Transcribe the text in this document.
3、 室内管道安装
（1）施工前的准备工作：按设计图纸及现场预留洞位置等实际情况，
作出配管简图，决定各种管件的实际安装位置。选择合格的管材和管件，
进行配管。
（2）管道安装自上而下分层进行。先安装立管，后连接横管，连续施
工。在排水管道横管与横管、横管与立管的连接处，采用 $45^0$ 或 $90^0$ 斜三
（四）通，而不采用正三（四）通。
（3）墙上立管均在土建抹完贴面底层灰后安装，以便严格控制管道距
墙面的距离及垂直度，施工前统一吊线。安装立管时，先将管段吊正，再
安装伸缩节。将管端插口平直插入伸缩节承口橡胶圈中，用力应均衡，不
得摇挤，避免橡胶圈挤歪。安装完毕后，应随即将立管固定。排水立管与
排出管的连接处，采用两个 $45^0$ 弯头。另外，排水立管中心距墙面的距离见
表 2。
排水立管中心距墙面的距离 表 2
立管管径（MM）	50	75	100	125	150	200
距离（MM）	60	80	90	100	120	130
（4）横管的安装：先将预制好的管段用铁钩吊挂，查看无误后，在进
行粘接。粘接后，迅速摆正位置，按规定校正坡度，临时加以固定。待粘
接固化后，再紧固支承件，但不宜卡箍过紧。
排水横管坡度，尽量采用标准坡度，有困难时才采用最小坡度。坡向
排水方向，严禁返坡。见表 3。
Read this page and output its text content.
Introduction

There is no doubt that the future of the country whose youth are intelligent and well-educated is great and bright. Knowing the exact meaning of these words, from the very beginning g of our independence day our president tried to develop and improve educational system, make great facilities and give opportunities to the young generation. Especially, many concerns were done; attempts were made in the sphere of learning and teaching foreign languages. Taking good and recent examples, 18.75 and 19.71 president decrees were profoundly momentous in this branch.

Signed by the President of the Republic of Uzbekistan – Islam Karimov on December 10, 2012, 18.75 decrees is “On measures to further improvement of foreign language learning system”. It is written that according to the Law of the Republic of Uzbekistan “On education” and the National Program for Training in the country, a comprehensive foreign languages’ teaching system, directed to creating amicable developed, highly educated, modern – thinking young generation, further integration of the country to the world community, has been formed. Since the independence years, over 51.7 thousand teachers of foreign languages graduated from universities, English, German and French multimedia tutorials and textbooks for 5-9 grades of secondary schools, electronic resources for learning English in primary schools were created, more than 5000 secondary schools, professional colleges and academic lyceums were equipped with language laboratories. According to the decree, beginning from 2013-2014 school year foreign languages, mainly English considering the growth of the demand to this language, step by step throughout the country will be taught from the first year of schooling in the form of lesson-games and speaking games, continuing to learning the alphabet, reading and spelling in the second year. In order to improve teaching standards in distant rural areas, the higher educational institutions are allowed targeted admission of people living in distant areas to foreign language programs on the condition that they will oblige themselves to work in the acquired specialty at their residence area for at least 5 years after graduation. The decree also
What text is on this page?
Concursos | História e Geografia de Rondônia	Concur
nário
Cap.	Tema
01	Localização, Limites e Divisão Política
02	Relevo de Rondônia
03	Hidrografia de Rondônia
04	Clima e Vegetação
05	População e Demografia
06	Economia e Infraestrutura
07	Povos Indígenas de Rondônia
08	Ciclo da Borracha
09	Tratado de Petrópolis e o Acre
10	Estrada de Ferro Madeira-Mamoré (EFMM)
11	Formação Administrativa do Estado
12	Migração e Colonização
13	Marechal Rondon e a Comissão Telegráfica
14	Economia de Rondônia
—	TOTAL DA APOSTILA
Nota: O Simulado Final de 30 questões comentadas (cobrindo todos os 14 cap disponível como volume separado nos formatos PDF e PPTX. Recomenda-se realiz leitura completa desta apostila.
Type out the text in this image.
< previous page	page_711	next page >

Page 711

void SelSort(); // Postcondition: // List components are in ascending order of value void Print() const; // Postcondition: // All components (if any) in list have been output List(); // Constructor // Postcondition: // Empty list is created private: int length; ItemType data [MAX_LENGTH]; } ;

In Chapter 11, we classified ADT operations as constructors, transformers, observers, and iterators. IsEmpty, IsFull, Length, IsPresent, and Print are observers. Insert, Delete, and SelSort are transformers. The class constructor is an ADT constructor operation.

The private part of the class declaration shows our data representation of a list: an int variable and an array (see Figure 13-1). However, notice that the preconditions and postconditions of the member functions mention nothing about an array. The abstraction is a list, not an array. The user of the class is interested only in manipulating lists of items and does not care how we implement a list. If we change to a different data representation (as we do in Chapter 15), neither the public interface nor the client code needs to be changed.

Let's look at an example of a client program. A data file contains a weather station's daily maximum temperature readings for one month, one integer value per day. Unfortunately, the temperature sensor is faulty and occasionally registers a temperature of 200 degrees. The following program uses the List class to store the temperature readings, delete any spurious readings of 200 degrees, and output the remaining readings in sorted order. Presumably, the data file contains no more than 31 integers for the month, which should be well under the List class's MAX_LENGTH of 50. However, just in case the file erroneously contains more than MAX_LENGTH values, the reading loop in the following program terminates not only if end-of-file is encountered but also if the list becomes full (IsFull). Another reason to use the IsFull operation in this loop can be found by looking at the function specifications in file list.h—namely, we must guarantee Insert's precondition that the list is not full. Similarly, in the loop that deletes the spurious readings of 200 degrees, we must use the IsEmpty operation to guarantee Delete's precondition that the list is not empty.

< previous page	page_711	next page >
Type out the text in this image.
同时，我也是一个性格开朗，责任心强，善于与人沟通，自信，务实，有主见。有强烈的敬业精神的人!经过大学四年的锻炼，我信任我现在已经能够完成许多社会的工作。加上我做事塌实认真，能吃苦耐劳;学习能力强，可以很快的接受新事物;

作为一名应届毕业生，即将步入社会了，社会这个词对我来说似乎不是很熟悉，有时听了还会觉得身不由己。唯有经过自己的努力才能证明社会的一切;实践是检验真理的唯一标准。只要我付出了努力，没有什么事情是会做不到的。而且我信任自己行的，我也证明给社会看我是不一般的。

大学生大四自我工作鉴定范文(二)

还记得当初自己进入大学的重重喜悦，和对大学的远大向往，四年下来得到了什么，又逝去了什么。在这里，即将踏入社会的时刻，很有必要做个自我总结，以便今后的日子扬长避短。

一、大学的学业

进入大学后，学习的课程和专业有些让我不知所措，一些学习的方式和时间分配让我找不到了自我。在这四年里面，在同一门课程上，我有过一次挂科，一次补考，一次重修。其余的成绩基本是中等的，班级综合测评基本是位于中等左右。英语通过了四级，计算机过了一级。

....................

### Stated goal
Report only the number of lines in the listing that contain the word "SelSort".

### Answer to this exercise
2